* Start RECORDS SHOWN *

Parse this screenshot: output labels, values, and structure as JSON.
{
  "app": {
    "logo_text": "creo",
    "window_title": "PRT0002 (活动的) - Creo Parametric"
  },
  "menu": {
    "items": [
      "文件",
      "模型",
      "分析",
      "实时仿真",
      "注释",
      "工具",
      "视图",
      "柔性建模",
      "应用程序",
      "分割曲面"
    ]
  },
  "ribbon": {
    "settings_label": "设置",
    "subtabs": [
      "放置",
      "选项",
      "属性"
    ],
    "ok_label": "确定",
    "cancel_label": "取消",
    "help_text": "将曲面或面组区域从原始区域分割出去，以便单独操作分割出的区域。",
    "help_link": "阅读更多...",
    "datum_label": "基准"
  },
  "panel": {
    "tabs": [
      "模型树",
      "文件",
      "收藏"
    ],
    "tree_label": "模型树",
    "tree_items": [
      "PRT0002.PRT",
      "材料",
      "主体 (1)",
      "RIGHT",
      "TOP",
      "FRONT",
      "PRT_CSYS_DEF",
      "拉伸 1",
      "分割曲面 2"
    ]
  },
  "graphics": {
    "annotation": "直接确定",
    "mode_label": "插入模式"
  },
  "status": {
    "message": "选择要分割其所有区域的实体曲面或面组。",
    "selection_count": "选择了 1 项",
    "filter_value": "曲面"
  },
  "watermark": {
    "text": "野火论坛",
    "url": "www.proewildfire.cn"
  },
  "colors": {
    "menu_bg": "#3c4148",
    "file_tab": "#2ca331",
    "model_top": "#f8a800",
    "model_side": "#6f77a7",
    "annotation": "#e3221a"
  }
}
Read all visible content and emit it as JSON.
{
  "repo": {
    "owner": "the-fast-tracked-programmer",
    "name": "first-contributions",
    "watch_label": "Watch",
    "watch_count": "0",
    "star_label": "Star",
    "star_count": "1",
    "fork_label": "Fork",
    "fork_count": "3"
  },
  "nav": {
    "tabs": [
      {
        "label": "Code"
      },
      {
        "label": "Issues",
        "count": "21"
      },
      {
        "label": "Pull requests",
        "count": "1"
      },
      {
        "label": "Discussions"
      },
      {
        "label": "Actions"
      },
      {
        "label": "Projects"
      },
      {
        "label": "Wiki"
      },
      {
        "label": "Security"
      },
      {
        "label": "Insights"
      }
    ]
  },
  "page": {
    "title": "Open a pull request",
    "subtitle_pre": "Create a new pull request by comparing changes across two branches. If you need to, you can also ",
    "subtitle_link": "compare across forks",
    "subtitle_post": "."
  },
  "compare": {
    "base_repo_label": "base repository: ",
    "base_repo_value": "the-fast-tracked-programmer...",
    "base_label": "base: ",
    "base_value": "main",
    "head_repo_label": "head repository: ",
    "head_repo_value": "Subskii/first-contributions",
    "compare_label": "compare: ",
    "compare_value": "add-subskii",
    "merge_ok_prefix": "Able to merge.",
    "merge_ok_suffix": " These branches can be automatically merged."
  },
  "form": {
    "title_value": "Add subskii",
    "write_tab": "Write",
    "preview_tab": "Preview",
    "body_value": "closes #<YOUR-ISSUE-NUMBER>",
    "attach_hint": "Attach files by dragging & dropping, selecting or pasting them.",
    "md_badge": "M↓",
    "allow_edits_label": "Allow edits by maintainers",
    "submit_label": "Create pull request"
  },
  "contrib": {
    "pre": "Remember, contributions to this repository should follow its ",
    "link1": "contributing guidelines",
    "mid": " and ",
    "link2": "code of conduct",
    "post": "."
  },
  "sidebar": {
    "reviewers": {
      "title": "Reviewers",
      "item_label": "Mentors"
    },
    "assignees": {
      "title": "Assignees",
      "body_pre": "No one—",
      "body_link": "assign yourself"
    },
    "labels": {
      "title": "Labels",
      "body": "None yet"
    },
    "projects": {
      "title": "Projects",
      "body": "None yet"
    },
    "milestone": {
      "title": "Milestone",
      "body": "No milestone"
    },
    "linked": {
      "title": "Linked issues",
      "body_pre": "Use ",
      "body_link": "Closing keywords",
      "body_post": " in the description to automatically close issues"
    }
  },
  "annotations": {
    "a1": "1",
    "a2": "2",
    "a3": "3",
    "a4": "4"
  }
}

* End RECORDS SHOWN *

• _EXERCISE_: Set down the entries above again, word for word.

• _WRITTEN RESPONSE_:
Parse this screenshot: output labels, values, and structure as JSON.
{
  "app": {
    "logo_text": "creo",
    "window_title": "PRT0002 (活动的) - Creo Parametric"
  },
  "menu": {
    "items": [
      "文件",
      "模型",
      "分析",
      "实时仿真",
      "注释",
      "工具",
      "视图",
      "柔性建模",
      "应用程序",
      "分割曲面"
    ]
  },
  "ribbon": {
    "settings_label": "设置",
    "subtabs": [
      "放置",
      "选项",
      "属性"
    ],
    "ok_label": "确定",
    "cancel_label": "取消",
    "help_text": "将曲面或面组区域从原始区域分割出去，以便单独操作分割出的区域。",
    "help_link": "阅读更多...",
    "datum_label": "基准"
  },
  "panel": {
    "tabs": [
      "模型树",
      "文件",
      "收藏"
    ],
    "tree_label": "模型树",
    "tree_items": [
      "PRT0002.PRT",
      "材料",
      "主体 (1)",
      "RIGHT",
      "TOP",
      "FRONT",
      "PRT_CSYS_DEF",
      "拉伸 1",
      "分割曲面 2"
    ]
  },
  "graphics": {
    "annotation": "直接确定",
    "mode_label": "插入模式"
  },
  "status": {
    "message": "选择要分割其所有区域的实体曲面或面组。",
    "selection_count": "选择了 1 项",
    "filter_value": "曲面"
  },
  "watermark": {
    "text": "野火论坛",
    "url": "www.proewildfire.cn"
  },
  "colors": {
    "menu_bg": "#3c4148",
    "file_tab": "#2ca331",
    "model_top": "#f8a800",
    "model_side": "#6f77a7",
    "annotation": "#e3221a"
  }
}
Read all visible content and emit it as JSON.
{
  "repo": {
    "owner": "the-fast-tracked-programmer",
    "name": "first-contributions",
    "watch_label": "Watch",
    "watch_count": "0",
    "star_label": "Star",
    "star_count": "1",
    "fork_label": "Fork",
    "fork_count": "3"
  },
  "nav": {
    "tabs": [
      {
        "label": "Code"
      },
      {
        "label": "Issues",
        "count": "21"
      },
      {
        "label": "Pull requests",
        "count": "1"
      },
      {
        "label": "Discussions"
      },
      {
        "label": "Actions"
      },
      {
        "label": "Projects"
      },
      {
        "label": "Wiki"
      },
      {
        "label": "Security"
      },
      {
        "label": "Insights"
      }
    ]
  },
  "page": {
    "title": "Open a pull request",
    "subtitle_pre": "Create a new pull request by comparing changes across two branches. If you need to, you can also ",
    "subtitle_link": "compare across forks",
    "subtitle_post": "."
  },
  "compare": {
    "base_repo_label": "base repository: ",
    "base_repo_value": "the-fast-tracked-programmer...",
    "base_label": "base: ",
    "base_value": "main",
    "head_repo_label": "head repository: ",
    "head_repo_value": "Subskii/first-contributions",
    "compare_label": "compare: ",
    "compare_value": "add-subskii",
    "merge_ok_prefix": "Able to merge.",
    "merge_ok_suffix": " These branches can be automatically merged."
  },
  "form": {
    "title_value": "Add subskii",
    "write_tab": "Write",
    "preview_tab": "Preview",
    "body_value": "closes #<YOUR-ISSUE-NUMBER>",
    "attach_hint": "Attach files by dragging & dropping, selecting or pasting them.",
    "md_badge": "M↓",
    "allow_edits_label": "Allow edits by maintainers",
    "submit_label": "Create pull request"
  },
  "contrib": {
    "pre": "Remember, contributions to this repository should follow its ",
    "link1": "contributing guidelines",
    "mid": " and ",
    "link2": "code of conduct",
    "post": "."
  },
  "sidebar": {
    "reviewers": {
      "title": "Reviewers",
      "item_label": "Mentors"
    },
    "assignees": {
      "title": "Assignees",
      "body_pre": "No one—",
      "body_link": "assign yourself"
    },
    "labels": {
      "title": "Labels",
      "body": "None yet"
    },
    "projects": {
      "title": "Projects",
      "body": "None yet"
    },
    "milestone": {
      "title": "Milestone",
      "body": "No milestone"
    },
    "linked": {
      "title": "Linked issues",
      "body_pre": "Use ",
      "body_link": "Closing keywords",
      "body_post": " in the description to automatically close issues"
    }
  },
  "annotations": {
    "a1": "1",
    "a2": "2",
    "a3": "3",
    "a4": "4"
  }
}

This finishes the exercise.